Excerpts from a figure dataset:
┌──
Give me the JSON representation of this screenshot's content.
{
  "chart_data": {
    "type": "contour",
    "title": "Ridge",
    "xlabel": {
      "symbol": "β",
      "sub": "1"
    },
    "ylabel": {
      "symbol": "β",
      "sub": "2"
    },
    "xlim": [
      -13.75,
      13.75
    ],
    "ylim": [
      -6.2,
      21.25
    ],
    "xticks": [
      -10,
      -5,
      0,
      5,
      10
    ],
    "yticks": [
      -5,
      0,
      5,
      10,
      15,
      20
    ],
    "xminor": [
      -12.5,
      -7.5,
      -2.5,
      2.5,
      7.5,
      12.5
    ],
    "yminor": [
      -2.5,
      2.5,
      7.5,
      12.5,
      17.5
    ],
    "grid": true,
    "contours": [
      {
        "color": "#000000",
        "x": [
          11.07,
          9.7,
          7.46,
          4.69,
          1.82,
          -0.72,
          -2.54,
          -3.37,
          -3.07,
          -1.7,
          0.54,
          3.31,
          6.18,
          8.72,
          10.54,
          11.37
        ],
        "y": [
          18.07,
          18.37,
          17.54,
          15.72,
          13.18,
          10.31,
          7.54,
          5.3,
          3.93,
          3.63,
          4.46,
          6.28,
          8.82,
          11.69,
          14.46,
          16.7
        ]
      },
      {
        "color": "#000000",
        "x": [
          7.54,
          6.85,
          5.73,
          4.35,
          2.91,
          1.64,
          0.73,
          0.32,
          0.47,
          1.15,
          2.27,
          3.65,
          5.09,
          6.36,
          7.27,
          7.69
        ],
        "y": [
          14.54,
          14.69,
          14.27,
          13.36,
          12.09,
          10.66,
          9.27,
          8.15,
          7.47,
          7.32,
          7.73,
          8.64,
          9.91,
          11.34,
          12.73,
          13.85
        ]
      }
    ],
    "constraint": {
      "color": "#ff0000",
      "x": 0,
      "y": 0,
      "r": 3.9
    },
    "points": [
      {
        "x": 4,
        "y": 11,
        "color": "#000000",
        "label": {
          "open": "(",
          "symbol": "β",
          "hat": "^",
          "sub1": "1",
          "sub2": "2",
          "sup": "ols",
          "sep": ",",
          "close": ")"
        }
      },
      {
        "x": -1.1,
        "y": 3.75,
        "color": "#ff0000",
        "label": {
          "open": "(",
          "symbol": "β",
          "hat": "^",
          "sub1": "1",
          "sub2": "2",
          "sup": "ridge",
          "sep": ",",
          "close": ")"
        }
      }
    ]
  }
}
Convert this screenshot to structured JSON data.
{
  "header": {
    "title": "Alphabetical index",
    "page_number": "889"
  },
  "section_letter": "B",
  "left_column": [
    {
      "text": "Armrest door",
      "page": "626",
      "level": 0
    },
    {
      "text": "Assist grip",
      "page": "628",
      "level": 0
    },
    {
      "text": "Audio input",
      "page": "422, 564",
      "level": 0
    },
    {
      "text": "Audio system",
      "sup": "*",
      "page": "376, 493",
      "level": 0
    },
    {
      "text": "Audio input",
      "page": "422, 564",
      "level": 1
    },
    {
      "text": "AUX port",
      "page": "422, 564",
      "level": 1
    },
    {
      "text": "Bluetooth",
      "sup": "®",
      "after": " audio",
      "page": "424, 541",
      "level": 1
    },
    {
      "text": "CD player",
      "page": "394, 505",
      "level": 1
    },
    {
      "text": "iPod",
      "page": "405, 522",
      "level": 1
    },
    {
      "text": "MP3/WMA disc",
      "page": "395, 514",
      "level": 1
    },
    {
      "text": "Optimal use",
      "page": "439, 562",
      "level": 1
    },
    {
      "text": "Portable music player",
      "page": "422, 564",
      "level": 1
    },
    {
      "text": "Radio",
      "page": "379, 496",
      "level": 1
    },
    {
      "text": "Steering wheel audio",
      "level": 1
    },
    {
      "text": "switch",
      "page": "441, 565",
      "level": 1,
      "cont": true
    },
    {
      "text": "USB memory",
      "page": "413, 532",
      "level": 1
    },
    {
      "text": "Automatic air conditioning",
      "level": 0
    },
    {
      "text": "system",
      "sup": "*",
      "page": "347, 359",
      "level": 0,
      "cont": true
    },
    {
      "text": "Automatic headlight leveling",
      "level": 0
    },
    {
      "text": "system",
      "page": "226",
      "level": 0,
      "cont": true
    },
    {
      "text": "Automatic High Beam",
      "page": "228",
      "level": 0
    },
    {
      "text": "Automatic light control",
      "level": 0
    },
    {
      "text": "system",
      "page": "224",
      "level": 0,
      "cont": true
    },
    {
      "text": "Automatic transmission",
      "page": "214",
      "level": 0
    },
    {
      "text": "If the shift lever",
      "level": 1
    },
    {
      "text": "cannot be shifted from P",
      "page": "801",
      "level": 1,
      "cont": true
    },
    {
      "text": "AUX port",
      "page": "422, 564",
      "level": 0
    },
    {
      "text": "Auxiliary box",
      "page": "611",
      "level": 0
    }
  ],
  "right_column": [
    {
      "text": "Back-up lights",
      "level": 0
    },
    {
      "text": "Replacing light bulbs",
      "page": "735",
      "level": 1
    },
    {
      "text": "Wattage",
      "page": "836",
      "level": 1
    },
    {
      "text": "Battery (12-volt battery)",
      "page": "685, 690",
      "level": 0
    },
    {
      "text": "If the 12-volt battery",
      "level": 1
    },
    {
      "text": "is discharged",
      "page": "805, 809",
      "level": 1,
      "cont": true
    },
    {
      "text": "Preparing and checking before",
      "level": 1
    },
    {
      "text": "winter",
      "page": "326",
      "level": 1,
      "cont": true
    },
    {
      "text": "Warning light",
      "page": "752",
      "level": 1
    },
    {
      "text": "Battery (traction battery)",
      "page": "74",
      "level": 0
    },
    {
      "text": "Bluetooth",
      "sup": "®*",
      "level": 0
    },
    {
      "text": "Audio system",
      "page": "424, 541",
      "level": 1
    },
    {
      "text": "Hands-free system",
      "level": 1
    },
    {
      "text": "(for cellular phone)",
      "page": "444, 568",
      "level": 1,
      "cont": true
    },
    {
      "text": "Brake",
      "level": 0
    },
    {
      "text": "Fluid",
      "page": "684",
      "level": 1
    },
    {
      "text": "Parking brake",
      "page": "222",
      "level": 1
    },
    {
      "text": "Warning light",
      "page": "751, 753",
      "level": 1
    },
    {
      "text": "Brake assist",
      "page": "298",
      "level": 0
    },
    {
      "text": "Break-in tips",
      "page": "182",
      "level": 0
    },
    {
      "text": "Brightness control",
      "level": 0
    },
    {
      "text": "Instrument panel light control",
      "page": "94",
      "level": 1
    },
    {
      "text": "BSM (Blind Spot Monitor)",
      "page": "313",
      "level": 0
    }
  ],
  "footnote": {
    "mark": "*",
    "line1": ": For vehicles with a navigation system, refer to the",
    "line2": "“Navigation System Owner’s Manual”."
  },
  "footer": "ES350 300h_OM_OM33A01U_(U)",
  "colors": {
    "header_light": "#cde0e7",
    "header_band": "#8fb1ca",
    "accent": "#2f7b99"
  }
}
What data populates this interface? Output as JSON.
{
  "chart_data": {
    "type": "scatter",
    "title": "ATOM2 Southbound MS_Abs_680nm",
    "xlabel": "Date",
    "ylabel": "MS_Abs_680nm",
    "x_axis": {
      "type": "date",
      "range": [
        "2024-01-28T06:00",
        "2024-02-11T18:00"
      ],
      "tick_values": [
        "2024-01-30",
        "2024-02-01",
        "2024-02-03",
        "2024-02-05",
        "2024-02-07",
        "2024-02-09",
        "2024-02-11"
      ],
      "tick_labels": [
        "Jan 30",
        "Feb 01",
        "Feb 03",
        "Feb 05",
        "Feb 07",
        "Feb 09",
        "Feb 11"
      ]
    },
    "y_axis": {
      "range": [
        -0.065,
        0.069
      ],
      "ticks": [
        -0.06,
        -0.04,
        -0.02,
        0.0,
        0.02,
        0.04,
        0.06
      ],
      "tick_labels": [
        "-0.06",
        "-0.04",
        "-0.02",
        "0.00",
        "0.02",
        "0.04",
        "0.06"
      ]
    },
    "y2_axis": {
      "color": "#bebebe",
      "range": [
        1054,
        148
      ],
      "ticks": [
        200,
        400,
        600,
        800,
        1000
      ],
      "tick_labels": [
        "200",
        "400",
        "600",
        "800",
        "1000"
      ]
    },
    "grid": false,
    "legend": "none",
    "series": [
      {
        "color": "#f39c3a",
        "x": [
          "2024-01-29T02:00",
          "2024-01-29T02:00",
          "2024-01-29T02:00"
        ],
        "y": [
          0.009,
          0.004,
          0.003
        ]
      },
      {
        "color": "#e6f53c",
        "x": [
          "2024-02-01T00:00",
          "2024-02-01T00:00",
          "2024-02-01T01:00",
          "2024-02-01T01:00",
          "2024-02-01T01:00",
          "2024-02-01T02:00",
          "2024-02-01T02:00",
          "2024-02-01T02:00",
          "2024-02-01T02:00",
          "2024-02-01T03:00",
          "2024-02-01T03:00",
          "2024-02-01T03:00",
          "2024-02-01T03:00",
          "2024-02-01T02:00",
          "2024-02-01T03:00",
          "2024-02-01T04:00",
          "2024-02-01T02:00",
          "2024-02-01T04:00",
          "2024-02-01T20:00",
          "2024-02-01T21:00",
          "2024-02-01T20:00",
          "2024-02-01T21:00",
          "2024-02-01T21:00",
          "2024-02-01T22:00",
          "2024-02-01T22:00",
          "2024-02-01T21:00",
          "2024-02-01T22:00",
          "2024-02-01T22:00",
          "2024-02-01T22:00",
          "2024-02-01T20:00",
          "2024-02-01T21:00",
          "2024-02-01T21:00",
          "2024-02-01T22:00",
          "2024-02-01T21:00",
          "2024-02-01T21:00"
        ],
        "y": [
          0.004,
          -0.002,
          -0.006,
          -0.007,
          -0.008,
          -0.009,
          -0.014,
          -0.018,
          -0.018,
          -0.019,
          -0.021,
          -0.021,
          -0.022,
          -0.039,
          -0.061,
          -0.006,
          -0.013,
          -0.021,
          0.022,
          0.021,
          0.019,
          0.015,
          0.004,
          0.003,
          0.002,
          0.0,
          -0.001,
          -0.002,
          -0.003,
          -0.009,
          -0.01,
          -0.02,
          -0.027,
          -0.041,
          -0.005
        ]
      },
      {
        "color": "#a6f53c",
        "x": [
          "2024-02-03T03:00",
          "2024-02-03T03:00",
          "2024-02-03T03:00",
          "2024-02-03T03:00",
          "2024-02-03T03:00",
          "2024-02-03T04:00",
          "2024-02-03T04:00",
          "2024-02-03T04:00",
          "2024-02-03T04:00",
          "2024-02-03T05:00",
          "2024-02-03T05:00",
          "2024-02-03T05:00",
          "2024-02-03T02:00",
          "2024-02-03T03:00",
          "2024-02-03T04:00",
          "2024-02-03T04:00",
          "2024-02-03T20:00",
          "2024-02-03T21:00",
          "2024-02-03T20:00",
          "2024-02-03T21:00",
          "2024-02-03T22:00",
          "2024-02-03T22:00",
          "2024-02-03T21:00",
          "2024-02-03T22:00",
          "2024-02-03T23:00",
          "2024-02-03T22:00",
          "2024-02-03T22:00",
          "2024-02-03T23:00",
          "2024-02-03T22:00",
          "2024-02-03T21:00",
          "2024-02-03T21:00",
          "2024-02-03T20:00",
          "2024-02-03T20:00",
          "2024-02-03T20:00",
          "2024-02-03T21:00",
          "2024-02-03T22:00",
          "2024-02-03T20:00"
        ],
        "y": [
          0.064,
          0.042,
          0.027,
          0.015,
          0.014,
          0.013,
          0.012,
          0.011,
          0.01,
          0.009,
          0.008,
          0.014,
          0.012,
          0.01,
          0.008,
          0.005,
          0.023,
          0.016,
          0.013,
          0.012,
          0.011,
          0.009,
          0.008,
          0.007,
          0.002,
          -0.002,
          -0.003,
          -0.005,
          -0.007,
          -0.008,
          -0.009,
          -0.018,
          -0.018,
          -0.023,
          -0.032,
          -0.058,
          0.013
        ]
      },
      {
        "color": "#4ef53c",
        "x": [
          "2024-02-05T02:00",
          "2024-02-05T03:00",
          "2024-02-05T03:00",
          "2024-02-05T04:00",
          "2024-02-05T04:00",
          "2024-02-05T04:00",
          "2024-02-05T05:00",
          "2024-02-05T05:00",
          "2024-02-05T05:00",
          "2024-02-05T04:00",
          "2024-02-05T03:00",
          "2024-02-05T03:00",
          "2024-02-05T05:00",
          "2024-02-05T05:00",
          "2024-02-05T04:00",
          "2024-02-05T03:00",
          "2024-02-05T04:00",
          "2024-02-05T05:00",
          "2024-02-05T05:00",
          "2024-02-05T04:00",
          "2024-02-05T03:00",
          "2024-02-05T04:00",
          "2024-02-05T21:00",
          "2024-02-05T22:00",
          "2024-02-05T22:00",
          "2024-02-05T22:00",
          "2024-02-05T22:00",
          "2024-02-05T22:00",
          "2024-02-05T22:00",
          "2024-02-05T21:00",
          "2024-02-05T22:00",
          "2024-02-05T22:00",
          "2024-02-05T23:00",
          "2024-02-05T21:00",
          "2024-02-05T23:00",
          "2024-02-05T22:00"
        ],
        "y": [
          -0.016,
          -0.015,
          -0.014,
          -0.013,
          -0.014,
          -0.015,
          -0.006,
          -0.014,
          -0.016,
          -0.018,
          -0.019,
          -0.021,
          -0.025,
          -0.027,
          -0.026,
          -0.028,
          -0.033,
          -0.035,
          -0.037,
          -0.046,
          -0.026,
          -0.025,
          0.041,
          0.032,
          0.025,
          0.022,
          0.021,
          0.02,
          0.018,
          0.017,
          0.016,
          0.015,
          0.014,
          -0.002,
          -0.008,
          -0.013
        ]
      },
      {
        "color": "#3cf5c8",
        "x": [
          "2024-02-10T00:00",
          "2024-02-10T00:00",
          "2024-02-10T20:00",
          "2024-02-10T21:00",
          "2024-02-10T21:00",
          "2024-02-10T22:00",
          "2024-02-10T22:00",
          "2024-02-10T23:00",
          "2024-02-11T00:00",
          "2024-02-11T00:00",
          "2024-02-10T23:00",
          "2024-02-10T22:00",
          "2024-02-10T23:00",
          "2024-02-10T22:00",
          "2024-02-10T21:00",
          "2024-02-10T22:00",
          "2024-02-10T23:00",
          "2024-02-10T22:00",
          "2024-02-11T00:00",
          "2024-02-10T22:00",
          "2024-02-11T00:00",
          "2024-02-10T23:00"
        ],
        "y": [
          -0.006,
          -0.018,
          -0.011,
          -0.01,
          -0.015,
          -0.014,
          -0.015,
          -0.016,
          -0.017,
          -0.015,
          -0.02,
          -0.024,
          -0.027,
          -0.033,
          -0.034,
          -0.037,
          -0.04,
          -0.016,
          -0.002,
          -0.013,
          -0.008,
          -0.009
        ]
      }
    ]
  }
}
└──
EXERCISE: Count the lines above that contain the word "Automatic", and reply with only that number.

TASK OUTPUT: 5